* begin Extracted records *

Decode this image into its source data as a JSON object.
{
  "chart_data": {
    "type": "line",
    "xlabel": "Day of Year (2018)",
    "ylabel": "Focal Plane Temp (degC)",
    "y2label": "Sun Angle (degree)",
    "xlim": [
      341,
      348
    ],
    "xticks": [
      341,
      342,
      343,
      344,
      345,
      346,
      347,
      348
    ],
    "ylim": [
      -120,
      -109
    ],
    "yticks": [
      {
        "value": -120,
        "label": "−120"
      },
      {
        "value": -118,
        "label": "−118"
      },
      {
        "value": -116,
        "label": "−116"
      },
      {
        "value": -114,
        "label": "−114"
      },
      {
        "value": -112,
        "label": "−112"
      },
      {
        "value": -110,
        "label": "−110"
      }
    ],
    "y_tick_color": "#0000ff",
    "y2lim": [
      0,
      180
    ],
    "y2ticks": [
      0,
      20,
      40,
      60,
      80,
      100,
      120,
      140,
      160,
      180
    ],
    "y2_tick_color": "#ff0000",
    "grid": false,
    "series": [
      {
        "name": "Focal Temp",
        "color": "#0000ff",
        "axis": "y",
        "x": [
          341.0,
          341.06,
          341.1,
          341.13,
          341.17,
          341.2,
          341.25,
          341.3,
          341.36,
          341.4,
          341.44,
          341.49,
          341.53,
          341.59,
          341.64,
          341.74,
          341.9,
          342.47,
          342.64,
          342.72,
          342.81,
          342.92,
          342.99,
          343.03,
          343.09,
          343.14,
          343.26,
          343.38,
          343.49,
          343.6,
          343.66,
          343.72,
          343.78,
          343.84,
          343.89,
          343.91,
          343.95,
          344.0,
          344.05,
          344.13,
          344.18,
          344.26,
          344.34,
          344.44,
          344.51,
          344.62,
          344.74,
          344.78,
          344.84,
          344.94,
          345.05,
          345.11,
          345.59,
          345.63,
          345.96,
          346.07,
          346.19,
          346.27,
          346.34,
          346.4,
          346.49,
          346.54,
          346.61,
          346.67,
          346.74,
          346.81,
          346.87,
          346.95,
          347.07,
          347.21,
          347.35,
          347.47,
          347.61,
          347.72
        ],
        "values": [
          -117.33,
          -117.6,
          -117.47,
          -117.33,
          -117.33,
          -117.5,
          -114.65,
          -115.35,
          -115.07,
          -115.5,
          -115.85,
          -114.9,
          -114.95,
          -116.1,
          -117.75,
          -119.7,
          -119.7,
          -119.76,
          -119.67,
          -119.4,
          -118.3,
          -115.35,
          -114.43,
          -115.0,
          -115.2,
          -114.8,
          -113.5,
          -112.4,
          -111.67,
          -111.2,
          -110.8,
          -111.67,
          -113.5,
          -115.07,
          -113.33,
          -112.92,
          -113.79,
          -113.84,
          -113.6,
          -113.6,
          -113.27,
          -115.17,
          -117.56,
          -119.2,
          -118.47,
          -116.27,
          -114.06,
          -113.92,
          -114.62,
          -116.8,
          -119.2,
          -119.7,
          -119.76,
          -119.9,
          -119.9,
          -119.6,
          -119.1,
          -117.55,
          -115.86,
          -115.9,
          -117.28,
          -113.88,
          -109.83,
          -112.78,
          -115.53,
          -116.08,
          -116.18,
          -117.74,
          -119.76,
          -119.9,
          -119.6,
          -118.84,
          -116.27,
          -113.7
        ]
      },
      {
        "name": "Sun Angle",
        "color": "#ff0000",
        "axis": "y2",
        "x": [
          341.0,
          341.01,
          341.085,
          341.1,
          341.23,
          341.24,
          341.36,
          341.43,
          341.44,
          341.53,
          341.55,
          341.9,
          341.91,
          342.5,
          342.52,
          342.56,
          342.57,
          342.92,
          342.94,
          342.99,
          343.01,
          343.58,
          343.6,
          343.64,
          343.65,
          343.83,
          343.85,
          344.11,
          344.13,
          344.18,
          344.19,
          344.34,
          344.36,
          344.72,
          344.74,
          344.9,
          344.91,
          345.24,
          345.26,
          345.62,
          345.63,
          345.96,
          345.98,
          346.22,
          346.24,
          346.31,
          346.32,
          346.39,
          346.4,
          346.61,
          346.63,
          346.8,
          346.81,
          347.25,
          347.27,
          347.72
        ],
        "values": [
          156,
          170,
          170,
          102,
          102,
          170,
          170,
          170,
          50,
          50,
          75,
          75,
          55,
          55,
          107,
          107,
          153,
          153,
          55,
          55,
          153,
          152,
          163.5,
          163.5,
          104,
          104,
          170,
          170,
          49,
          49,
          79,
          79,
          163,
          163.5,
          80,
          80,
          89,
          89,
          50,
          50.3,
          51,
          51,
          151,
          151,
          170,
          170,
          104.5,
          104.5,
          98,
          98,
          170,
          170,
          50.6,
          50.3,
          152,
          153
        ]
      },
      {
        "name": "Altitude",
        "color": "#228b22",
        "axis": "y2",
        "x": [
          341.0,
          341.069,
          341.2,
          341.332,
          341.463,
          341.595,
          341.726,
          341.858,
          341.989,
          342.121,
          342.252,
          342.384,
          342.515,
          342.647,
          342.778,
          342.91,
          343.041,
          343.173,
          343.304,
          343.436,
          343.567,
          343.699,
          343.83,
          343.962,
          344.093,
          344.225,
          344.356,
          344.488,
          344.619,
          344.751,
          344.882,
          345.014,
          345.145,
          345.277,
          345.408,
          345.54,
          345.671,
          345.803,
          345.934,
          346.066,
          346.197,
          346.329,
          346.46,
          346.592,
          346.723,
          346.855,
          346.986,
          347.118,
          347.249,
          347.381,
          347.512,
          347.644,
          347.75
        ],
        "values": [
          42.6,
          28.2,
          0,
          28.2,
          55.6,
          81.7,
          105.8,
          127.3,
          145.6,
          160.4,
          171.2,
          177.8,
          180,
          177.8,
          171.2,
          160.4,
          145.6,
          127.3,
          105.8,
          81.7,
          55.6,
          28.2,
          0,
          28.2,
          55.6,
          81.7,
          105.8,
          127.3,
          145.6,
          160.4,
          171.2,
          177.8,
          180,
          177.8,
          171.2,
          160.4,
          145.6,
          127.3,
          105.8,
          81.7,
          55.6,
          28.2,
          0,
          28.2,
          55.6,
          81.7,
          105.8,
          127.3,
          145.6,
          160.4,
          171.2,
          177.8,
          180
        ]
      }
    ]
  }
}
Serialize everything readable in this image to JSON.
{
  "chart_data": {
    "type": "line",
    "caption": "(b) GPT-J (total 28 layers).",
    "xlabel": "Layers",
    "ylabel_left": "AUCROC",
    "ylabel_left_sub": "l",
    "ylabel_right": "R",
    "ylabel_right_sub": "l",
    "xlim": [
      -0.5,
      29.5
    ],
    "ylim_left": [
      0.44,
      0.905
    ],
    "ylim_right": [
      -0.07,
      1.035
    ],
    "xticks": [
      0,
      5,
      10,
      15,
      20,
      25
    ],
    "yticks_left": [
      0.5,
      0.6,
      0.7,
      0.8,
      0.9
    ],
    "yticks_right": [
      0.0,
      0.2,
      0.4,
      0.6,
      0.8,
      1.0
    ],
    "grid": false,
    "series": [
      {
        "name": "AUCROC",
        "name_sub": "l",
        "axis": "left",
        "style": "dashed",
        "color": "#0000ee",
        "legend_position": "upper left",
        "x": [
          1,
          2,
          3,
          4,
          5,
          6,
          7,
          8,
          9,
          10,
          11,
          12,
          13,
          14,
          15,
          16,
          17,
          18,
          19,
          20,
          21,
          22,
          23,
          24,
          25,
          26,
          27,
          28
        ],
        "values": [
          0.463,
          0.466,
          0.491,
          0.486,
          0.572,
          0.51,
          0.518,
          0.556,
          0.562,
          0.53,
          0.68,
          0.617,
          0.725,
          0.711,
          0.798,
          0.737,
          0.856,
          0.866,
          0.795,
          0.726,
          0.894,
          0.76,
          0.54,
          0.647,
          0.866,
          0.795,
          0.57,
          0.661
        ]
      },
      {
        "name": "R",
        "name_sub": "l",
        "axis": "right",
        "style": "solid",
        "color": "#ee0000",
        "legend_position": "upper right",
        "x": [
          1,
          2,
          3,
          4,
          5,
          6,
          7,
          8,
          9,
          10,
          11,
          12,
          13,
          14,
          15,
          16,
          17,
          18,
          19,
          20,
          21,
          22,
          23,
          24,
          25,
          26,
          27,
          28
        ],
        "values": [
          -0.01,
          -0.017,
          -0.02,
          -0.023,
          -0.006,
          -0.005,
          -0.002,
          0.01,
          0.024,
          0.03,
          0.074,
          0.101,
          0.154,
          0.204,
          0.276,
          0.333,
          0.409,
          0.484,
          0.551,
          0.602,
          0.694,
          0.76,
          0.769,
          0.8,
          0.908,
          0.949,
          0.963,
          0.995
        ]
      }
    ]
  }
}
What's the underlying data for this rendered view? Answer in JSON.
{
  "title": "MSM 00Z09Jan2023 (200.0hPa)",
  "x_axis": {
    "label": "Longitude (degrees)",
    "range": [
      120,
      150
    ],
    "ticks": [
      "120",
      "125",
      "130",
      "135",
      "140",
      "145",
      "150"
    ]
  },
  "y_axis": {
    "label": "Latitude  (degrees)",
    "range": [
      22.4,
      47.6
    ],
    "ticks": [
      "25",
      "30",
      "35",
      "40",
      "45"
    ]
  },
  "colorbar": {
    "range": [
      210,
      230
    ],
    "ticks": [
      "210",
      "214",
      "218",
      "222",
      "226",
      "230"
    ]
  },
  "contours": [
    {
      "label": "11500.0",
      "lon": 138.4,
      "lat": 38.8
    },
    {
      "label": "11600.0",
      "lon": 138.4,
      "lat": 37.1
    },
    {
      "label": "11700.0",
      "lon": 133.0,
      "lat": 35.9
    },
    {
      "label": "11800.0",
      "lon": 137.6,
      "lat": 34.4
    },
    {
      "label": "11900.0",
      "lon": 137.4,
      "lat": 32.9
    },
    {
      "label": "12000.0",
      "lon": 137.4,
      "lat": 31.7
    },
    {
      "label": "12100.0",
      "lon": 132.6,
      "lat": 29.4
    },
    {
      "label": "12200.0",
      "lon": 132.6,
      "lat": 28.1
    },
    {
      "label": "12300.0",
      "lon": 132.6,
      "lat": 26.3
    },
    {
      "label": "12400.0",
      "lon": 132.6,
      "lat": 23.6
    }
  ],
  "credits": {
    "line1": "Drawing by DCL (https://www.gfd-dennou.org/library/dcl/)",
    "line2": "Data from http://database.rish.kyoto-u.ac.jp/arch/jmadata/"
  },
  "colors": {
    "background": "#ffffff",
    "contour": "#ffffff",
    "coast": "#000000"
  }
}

* end Extracted records *

:: Exercise details ::
Give a single number: the count of lines above that include the word "xlabel".

:: Response to this task ::
2